Track down the lines that contain "الفاكهة" and copy them.

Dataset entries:
+ + + + +

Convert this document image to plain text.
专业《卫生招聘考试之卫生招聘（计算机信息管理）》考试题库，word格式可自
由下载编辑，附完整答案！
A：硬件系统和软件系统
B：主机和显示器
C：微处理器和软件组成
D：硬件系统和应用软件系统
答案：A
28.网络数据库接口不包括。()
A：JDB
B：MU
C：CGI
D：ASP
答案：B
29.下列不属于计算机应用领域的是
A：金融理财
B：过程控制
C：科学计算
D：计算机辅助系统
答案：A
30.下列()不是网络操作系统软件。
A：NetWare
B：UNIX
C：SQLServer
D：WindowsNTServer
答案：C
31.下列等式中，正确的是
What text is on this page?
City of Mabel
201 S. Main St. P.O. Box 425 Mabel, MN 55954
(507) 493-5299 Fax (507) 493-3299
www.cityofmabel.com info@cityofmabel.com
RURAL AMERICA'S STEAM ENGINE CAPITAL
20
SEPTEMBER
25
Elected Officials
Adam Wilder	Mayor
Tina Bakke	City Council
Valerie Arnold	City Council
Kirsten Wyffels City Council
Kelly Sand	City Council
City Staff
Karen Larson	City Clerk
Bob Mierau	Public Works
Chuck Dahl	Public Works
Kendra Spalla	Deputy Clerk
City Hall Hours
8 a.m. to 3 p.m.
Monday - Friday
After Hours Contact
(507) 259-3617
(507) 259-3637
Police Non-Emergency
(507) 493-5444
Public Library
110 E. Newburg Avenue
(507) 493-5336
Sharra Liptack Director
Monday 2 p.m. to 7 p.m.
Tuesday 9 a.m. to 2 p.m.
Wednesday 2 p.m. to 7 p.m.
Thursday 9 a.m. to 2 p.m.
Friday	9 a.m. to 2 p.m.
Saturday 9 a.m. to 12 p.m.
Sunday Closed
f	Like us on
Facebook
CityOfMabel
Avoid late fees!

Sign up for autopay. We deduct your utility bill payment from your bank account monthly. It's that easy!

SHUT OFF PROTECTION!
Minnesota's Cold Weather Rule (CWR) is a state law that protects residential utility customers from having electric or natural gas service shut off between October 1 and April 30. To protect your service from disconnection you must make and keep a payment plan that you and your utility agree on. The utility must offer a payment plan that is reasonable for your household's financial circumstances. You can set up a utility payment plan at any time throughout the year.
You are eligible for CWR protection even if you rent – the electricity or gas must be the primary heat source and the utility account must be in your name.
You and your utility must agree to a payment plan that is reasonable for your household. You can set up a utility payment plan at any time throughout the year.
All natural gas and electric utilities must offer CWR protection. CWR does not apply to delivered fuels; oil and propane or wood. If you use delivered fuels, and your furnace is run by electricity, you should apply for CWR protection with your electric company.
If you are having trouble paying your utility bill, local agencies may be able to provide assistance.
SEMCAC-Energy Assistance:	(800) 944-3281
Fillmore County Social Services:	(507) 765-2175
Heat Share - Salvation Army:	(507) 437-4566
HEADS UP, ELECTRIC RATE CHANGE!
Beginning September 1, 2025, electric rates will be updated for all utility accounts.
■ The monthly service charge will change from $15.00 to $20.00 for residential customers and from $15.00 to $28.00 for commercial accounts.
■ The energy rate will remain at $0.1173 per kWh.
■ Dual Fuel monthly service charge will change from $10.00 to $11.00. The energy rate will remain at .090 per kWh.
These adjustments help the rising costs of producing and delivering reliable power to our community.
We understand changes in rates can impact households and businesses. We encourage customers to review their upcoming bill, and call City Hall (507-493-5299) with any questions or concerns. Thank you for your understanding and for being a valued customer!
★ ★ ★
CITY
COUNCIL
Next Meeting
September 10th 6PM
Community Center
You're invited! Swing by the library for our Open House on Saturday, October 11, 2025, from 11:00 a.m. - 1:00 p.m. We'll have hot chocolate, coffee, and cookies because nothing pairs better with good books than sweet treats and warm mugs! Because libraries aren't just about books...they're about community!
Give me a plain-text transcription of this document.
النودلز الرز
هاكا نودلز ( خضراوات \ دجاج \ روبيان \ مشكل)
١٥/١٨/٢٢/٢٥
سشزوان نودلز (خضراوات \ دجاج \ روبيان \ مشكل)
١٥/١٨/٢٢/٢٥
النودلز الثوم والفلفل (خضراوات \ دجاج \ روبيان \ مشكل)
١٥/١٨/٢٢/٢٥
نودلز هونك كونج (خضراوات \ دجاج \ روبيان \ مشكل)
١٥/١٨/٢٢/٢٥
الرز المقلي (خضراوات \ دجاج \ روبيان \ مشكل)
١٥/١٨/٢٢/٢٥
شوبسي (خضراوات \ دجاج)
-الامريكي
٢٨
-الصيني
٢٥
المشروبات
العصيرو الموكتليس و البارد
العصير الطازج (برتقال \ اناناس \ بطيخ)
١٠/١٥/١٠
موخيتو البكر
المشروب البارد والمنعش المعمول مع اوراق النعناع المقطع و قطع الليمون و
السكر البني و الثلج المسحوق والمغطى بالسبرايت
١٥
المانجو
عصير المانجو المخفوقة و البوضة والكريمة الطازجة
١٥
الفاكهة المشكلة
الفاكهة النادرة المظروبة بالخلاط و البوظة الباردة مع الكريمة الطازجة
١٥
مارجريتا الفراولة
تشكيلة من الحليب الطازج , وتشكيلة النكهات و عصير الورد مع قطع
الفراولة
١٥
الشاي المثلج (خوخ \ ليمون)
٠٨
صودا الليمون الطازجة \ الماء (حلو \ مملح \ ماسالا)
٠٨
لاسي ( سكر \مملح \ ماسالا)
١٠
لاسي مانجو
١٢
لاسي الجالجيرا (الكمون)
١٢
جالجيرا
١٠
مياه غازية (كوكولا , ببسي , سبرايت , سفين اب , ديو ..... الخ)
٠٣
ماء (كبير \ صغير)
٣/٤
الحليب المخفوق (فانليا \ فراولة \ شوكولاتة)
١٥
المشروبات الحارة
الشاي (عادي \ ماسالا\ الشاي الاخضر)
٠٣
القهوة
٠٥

+ + + + +

Correct answer:
الفاكهة المشكلة
الفاكهة النادرة المظروبة بالخلاط و البوظة الباردة مع الكريمة الطازجة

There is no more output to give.